--- Start of EXTRACTED RECORDS ---

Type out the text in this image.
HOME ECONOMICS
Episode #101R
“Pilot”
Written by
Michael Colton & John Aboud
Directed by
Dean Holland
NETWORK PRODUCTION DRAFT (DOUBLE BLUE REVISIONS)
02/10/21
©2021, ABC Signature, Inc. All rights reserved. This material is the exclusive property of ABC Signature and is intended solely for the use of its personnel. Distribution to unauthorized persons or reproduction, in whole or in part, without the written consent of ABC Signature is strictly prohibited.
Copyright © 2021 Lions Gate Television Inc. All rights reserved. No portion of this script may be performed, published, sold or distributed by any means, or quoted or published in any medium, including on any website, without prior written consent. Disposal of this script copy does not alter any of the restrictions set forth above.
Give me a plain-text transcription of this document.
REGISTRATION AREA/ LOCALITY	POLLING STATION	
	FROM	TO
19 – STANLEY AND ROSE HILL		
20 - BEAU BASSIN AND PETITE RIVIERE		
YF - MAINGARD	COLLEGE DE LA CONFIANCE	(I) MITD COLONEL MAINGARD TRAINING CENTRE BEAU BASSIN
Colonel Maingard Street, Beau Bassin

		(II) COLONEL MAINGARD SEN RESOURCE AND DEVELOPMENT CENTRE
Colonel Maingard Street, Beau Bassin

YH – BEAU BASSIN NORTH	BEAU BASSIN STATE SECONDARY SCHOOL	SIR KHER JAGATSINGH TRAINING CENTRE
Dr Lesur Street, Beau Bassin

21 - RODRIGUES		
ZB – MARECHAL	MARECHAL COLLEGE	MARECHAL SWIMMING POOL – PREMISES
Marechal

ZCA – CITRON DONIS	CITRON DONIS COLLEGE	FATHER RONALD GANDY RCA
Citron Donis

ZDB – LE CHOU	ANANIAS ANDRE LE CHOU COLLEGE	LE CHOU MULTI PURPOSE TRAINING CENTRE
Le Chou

--- End of EXTRACTED RECORDS ---

§ **SHORT PROBLEM**:
Your task is to quote the listing above word for word.

§ **TASK RESPONSE**:
Type out the text in this image.
HOME ECONOMICS
Episode #101R
“Pilot”
Written by
Michael Colton & John Aboud
Directed by
Dean Holland
NETWORK PRODUCTION DRAFT (DOUBLE BLUE REVISIONS)
02/10/21
©2021, ABC Signature, Inc. All rights reserved. This material is the exclusive property of ABC Signature and is intended solely for the use of its personnel. Distribution to unauthorized persons or reproduction, in whole or in part, without the written consent of ABC Signature is strictly prohibited.
Copyright © 2021 Lions Gate Television Inc. All rights reserved. No portion of this script may be performed, published, sold or distributed by any means, or quoted or published in any medium, including on any website, without prior written consent. Disposal of this script copy does not alter any of the restrictions set forth above.
Give me a plain-text transcription of this document.
REGISTRATION AREA/ LOCALITY	POLLING STATION	
	FROM	TO
19 – STANLEY AND ROSE HILL		
20 - BEAU BASSIN AND PETITE RIVIERE		
YF - MAINGARD	COLLEGE DE LA CONFIANCE	(I) MITD COLONEL MAINGARD TRAINING CENTRE BEAU BASSIN
Colonel Maingard Street, Beau Bassin

		(II) COLONEL MAINGARD SEN RESOURCE AND DEVELOPMENT CENTRE
Colonel Maingard Street, Beau Bassin

YH – BEAU BASSIN NORTH	BEAU BASSIN STATE SECONDARY SCHOOL	SIR KHER JAGATSINGH TRAINING CENTRE
Dr Lesur Street, Beau Bassin

21 - RODRIGUES		
ZB – MARECHAL	MARECHAL COLLEGE	MARECHAL SWIMMING POOL – PREMISES
Marechal

ZCA – CITRON DONIS	CITRON DONIS COLLEGE	FATHER RONALD GANDY RCA
Citron Donis

ZDB – LE CHOU	ANANIAS ANDRE LE CHOU COLLEGE	LE CHOU MULTI PURPOSE TRAINING CENTRE
Le Chou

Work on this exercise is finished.